#### [EXERCISE INSTRUCTIONS]
The records below need retyping in full; give them again exactly.

Data entries:

<<<<

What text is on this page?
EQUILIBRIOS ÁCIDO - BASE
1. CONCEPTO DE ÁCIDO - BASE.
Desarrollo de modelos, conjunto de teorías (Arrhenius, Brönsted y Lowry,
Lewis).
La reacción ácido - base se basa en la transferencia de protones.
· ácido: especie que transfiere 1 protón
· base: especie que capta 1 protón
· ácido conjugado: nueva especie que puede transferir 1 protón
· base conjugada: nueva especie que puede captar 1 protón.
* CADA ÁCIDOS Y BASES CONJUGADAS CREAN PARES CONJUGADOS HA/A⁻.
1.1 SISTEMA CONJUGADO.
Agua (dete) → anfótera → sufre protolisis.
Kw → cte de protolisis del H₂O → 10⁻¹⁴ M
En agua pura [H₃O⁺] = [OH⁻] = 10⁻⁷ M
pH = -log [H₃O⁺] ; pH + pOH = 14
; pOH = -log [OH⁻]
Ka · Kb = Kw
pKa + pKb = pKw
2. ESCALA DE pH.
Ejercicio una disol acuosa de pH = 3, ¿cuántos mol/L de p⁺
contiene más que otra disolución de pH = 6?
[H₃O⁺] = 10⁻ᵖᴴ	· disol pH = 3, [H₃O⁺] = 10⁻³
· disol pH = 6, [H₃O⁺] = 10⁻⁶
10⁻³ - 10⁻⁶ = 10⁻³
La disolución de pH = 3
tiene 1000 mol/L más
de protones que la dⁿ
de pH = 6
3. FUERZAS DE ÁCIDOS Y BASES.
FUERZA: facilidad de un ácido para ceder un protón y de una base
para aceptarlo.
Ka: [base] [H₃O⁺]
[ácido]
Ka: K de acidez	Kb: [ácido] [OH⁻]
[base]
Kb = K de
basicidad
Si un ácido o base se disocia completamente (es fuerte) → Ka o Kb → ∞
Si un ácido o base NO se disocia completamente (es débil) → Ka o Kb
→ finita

>>>>

#### [FULL RESPONSE]
What text is on this page?
EQUILIBRIOS ÁCIDO - BASE
1. CONCEPTO DE ÁCIDO - BASE.
Desarrollo de modelos, conjunto de teorías (Arrhenius, Brönsted y Lowry,
Lewis).
La reacción ácido - base se basa en la transferencia de protones.
· ácido: especie que transfiere 1 protón
· base: especie que capta 1 protón
· ácido conjugado: nueva especie que puede transferir 1 protón
· base conjugada: nueva especie que puede captar 1 protón.
* CADA ÁCIDOS Y BASES CONJUGADAS CREAN PARES CONJUGADOS HA/A⁻.
1.1 SISTEMA CONJUGADO.
Agua (dete) → anfótera → sufre protolisis.
Kw → cte de protolisis del H₂O → 10⁻¹⁴ M
En agua pura [H₃O⁺] = [OH⁻] = 10⁻⁷ M
pH = -log [H₃O⁺] ; pH + pOH = 14
; pOH = -log [OH⁻]
Ka · Kb = Kw
pKa + pKb = pKw
2. ESCALA DE pH.
Ejercicio una disol acuosa de pH = 3, ¿cuántos mol/L de p⁺
contiene más que otra disolución de pH = 6?
[H₃O⁺] = 10⁻ᵖᴴ	· disol pH = 3, [H₃O⁺] = 10⁻³
· disol pH = 6, [H₃O⁺] = 10⁻⁶
10⁻³ - 10⁻⁶ = 10⁻³
La disolución de pH = 3
tiene 1000 mol/L más
de protones que la dⁿ
de pH = 6
3. FUERZAS DE ÁCIDOS Y BASES.
FUERZA: facilidad de un ácido para ceder un protón y de una base
para aceptarlo.
Ka: [base] [H₃O⁺]
[ácido]
Ka: K de acidez	Kb: [ácido] [OH⁻]
[base]
Kb = K de
basicidad
Si un ácido o base se disocia completamente (es fuerte) → Ka o Kb → ∞
Si un ácido o base NO se disocia completamente (es débil) → Ka o Kb
→ finita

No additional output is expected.